Description of the task:
Keep the wording of each record exactly the same when you repeat it, and leave out pictures.

Stored entries:
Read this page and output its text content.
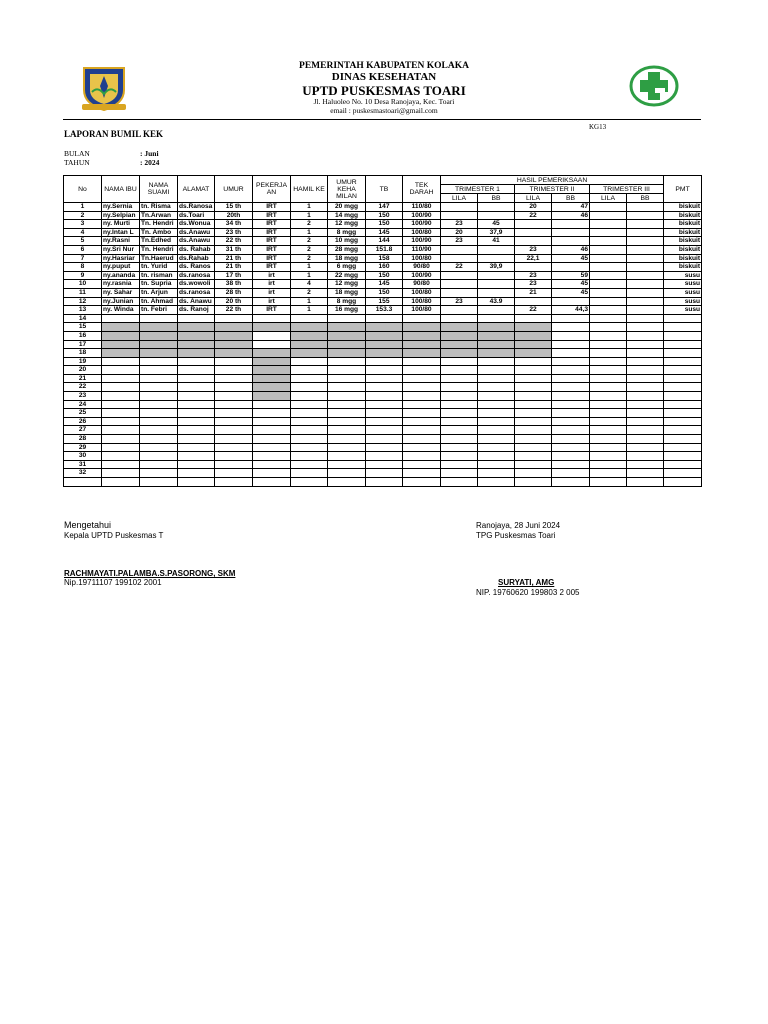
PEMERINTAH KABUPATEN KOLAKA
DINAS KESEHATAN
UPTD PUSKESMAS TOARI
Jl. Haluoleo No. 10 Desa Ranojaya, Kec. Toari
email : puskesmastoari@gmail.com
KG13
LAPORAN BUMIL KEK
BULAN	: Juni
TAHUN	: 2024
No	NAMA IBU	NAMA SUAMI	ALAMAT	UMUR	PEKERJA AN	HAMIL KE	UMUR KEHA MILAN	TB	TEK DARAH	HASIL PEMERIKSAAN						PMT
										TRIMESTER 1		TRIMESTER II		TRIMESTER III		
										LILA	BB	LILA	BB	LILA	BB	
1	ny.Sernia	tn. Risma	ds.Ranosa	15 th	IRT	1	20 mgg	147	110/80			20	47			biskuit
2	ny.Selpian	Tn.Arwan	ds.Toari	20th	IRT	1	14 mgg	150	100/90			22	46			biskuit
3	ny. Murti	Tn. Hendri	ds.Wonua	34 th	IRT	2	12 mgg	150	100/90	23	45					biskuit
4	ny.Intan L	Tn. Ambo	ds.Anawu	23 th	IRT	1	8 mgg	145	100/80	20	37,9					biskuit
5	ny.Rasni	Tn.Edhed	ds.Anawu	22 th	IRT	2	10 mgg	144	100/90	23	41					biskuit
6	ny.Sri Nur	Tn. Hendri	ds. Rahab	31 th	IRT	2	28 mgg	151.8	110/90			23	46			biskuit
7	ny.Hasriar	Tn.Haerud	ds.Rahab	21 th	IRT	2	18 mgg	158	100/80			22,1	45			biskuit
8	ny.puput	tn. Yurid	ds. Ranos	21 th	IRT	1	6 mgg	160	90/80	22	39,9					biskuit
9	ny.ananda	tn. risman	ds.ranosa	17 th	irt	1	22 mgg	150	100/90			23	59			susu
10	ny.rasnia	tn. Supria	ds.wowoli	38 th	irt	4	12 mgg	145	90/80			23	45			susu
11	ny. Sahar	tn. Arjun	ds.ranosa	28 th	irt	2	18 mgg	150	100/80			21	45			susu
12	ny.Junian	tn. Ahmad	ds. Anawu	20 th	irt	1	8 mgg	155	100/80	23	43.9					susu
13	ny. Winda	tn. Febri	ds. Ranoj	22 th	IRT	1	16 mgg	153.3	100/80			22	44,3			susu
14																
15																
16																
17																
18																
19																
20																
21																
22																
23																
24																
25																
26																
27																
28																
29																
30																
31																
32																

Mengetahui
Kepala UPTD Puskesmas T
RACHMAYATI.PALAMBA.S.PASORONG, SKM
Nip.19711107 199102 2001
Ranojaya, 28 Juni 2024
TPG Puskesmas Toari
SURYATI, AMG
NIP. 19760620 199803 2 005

Task output:
Read this page and output its text content.
PEMERINTAH KABUPATEN KOLAKA
DINAS KESEHATAN
UPTD PUSKESMAS TOARI
Jl. Haluoleo No. 10 Desa Ranojaya, Kec. Toari
email : puskesmastoari@gmail.com
KG13
LAPORAN BUMIL KEK
BULAN	: Juni
TAHUN	: 2024
No	NAMA IBU	NAMA SUAMI	ALAMAT	UMUR	PEKERJA AN	HAMIL KE	UMUR KEHA MILAN	TB	TEK DARAH	HASIL PEMERIKSAAN						PMT
										TRIMESTER 1		TRIMESTER II		TRIMESTER III		
										LILA	BB	LILA	BB	LILA	BB	
1	ny.Sernia	tn. Risma	ds.Ranosa	15 th	IRT	1	20 mgg	147	110/80			20	47			biskuit
2	ny.Selpian	Tn.Arwan	ds.Toari	20th	IRT	1	14 mgg	150	100/90			22	46			biskuit
3	ny. Murti	Tn. Hendri	ds.Wonua	34 th	IRT	2	12 mgg	150	100/90	23	45					biskuit
4	ny.Intan L	Tn. Ambo	ds.Anawu	23 th	IRT	1	8 mgg	145	100/80	20	37,9					biskuit
5	ny.Rasni	Tn.Edhed	ds.Anawu	22 th	IRT	2	10 mgg	144	100/90	23	41					biskuit
6	ny.Sri Nur	Tn. Hendri	ds. Rahab	31 th	IRT	2	28 mgg	151.8	110/90			23	46			biskuit
7	ny.Hasriar	Tn.Haerud	ds.Rahab	21 th	IRT	2	18 mgg	158	100/80			22,1	45			biskuit
8	ny.puput	tn. Yurid	ds. Ranos	21 th	IRT	1	6 mgg	160	90/80	22	39,9					biskuit
9	ny.ananda	tn. risman	ds.ranosa	17 th	irt	1	22 mgg	150	100/90			23	59			susu
10	ny.rasnia	tn. Supria	ds.wowoli	38 th	irt	4	12 mgg	145	90/80			23	45			susu
11	ny. Sahar	tn. Arjun	ds.ranosa	28 th	irt	2	18 mgg	150	100/80			21	45			susu
12	ny.Junian	tn. Ahmad	ds. Anawu	20 th	irt	1	8 mgg	155	100/80	23	43.9					susu
13	ny. Winda	tn. Febri	ds. Ranoj	22 th	IRT	1	16 mgg	153.3	100/80			22	44,3			susu
14																
15																
16																
17																
18																
19																
20																
21																
22																
23																
24																
25																
26																
27																
28																
29																
30																
31																
32																

Mengetahui
Kepala UPTD Puskesmas T
RACHMAYATI.PALAMBA.S.PASORONG, SKM
Nip.19711107 199102 2001
Ranojaya, 28 Juni 2024
TPG Puskesmas Toari
SURYATI, AMG
NIP. 19760620 199803 2 005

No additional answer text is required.